**REQUIRED WORK**: Set down the material below in full, matching it exactly.

□ □ □

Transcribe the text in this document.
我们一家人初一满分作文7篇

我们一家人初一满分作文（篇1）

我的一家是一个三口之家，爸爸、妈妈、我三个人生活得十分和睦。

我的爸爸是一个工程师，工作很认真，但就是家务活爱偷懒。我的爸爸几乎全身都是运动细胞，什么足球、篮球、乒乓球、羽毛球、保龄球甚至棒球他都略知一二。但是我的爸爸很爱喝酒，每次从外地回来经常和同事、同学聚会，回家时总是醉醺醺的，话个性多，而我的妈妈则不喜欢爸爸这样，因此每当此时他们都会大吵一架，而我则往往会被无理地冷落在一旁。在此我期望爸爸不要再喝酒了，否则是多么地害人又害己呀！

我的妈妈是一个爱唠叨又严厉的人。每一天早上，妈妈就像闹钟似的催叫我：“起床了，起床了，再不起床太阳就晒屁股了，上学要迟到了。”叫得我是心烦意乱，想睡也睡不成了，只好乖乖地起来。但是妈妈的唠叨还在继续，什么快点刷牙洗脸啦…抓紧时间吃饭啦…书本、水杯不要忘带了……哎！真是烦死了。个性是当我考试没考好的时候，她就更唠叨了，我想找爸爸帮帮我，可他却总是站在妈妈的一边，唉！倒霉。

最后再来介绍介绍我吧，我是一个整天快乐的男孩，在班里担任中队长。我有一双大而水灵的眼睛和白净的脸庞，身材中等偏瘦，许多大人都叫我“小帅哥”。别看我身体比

□ □ □

**RESPONSE TO THE EXERCISE**:
Transcribe the text in this document.
我们一家人初一满分作文7篇

我们一家人初一满分作文（篇1）

我的一家是一个三口之家，爸爸、妈妈、我三个人生活得十分和睦。

我的爸爸是一个工程师，工作很认真，但就是家务活爱偷懒。我的爸爸几乎全身都是运动细胞，什么足球、篮球、乒乓球、羽毛球、保龄球甚至棒球他都略知一二。但是我的爸爸很爱喝酒，每次从外地回来经常和同事、同学聚会，回家时总是醉醺醺的，话个性多，而我的妈妈则不喜欢爸爸这样，因此每当此时他们都会大吵一架，而我则往往会被无理地冷落在一旁。在此我期望爸爸不要再喝酒了，否则是多么地害人又害己呀！

我的妈妈是一个爱唠叨又严厉的人。每一天早上，妈妈就像闹钟似的催叫我：“起床了，起床了，再不起床太阳就晒屁股了，上学要迟到了。”叫得我是心烦意乱，想睡也睡不成了，只好乖乖地起来。但是妈妈的唠叨还在继续，什么快点刷牙洗脸啦…抓紧时间吃饭啦…书本、水杯不要忘带了……哎！真是烦死了。个性是当我考试没考好的时候，她就更唠叨了，我想找爸爸帮帮我，可他却总是站在妈妈的一边，唉！倒霉。

最后再来介绍介绍我吧，我是一个整天快乐的男孩，在班里担任中队长。我有一双大而水灵的眼睛和白净的脸庞，身材中等偏瘦，许多大人都叫我“小帅哥”。别看我身体比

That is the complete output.